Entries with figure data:
-------------------------

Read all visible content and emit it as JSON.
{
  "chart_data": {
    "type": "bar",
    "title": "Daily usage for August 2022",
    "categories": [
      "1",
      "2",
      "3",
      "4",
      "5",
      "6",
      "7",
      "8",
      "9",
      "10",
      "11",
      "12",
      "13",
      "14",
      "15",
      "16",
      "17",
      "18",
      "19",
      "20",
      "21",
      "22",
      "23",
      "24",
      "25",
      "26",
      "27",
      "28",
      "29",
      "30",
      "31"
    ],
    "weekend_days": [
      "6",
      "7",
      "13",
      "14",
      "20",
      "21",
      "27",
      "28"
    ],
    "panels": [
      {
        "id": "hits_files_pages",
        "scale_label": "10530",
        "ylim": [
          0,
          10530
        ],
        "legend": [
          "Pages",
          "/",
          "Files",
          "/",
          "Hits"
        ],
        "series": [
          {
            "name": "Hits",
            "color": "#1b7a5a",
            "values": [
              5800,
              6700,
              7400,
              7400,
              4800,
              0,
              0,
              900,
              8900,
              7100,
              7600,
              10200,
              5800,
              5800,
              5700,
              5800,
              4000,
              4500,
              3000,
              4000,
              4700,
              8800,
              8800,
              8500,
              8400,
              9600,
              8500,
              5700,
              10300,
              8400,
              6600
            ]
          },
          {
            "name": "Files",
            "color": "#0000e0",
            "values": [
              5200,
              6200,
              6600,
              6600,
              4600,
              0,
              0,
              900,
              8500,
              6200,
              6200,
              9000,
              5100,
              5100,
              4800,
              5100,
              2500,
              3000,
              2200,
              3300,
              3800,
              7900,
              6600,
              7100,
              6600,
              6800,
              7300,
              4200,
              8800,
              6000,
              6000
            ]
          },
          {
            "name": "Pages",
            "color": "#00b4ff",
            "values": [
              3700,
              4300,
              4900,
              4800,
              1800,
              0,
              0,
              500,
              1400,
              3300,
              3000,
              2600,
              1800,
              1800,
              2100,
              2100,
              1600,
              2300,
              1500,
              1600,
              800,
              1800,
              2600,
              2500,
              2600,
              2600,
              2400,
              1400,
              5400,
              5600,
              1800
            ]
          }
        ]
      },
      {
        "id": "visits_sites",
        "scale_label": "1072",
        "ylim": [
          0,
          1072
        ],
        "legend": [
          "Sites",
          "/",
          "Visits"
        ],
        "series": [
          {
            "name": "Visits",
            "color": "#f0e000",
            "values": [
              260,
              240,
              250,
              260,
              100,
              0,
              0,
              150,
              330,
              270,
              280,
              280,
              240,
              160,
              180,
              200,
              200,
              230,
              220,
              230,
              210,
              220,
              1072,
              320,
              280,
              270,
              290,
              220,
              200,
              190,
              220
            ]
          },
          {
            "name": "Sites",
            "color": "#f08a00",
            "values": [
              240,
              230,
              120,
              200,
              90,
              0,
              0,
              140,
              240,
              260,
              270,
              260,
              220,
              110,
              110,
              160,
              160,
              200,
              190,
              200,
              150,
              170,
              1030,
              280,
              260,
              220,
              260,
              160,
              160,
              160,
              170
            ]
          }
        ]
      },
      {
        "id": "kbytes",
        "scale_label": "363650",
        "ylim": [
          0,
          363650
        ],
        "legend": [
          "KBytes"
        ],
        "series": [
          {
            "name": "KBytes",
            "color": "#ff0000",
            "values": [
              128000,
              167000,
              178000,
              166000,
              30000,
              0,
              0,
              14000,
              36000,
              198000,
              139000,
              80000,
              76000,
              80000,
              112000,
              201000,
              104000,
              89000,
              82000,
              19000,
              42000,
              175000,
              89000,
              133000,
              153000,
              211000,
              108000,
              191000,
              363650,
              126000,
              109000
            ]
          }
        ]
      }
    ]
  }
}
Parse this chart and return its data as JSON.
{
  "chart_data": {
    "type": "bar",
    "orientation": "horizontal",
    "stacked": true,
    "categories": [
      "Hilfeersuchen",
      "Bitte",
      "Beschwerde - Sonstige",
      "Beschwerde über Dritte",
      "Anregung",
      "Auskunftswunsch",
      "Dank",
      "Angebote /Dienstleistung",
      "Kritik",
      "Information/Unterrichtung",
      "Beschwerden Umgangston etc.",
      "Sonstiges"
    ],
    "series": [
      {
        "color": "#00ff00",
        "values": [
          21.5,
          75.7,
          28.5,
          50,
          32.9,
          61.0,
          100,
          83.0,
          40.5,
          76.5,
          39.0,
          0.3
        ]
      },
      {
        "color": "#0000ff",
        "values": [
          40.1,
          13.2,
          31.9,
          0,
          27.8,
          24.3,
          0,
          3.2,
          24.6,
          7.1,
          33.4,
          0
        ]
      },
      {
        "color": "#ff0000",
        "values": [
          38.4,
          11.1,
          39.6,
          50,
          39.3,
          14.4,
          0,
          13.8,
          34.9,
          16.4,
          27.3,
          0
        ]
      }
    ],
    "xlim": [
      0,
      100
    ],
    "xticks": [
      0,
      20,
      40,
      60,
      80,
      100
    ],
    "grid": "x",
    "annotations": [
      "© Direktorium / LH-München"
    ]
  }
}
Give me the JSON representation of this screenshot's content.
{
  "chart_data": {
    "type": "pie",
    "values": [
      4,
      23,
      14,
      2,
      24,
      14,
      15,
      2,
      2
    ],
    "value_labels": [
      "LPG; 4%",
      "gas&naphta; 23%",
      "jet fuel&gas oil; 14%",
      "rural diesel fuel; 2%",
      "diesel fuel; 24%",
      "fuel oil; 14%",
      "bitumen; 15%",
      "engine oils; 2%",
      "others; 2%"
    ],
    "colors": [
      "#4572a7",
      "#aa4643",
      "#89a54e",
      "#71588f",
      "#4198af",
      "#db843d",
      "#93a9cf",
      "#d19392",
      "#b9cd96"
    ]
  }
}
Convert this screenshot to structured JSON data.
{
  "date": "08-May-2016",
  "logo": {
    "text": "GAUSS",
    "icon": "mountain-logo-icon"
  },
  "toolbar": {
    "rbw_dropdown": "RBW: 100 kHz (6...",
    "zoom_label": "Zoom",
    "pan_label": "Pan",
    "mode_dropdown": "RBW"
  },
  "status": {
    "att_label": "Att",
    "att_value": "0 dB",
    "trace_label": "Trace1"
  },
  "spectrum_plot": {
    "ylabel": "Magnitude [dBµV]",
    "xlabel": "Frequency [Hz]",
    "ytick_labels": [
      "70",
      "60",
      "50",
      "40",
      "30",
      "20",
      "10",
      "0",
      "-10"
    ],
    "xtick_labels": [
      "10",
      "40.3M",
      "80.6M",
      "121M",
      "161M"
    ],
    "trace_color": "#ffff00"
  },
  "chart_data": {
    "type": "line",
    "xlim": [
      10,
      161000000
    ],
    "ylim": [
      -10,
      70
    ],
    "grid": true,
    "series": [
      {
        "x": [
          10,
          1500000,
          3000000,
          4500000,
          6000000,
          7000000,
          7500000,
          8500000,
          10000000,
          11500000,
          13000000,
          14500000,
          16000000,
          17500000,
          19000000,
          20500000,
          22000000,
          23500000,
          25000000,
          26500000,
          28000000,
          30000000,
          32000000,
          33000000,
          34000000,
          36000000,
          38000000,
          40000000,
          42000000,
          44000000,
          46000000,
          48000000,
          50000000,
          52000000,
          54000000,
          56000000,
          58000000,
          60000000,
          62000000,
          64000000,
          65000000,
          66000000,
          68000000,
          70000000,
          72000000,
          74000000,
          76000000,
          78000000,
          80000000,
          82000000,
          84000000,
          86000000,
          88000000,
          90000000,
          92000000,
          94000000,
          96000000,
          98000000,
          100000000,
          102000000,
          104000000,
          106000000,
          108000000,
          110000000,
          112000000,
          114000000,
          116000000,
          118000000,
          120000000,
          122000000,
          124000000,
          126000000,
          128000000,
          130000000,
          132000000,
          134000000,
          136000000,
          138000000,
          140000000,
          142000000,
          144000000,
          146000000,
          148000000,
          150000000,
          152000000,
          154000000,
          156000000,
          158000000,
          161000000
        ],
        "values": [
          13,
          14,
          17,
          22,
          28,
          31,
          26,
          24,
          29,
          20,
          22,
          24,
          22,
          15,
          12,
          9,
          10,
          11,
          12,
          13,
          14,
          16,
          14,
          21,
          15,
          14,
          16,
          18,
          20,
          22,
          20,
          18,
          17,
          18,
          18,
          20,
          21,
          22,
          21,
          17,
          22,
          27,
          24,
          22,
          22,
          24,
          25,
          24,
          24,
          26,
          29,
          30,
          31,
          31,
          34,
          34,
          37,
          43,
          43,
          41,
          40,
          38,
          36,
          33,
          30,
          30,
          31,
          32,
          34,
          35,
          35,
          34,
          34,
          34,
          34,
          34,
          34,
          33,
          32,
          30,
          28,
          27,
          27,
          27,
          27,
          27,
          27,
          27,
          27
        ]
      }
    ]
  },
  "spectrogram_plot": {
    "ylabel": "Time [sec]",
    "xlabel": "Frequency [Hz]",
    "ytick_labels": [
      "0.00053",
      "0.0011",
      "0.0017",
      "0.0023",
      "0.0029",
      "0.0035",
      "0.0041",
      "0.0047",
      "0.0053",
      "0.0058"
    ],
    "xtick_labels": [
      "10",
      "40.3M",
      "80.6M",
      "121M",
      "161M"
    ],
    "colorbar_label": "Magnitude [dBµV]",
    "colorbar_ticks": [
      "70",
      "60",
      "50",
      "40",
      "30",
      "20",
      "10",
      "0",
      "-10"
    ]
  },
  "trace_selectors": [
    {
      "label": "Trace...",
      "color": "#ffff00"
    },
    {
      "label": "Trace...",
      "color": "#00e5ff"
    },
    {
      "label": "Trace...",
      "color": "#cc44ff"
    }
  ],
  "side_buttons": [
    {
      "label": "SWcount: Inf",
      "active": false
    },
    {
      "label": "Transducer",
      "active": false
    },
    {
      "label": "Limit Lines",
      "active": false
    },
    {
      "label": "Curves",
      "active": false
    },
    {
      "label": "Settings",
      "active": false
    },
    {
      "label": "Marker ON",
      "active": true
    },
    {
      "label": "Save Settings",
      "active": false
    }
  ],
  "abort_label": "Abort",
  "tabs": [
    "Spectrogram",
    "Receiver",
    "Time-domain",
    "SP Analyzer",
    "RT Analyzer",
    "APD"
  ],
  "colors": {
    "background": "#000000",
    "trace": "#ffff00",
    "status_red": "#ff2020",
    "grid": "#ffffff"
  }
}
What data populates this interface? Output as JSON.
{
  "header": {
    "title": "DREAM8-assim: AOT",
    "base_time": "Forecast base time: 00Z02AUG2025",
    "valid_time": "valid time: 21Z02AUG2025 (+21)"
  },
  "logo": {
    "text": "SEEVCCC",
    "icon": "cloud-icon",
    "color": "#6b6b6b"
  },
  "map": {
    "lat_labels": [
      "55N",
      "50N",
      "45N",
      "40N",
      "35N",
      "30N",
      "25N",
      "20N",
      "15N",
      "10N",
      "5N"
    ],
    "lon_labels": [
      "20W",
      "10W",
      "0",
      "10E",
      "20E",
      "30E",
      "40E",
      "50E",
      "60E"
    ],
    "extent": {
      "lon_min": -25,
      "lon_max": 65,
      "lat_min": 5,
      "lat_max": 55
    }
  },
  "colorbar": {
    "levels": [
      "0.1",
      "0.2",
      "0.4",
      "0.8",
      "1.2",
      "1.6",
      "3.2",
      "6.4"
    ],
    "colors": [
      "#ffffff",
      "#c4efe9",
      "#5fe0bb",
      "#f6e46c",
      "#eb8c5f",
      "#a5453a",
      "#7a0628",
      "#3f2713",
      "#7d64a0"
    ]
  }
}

-------------------------

What the task requires: Copy each line of the data above that holds "icon".

Written response:
    "icon": "mountain-logo-icon"
    "icon": "cloud-icon",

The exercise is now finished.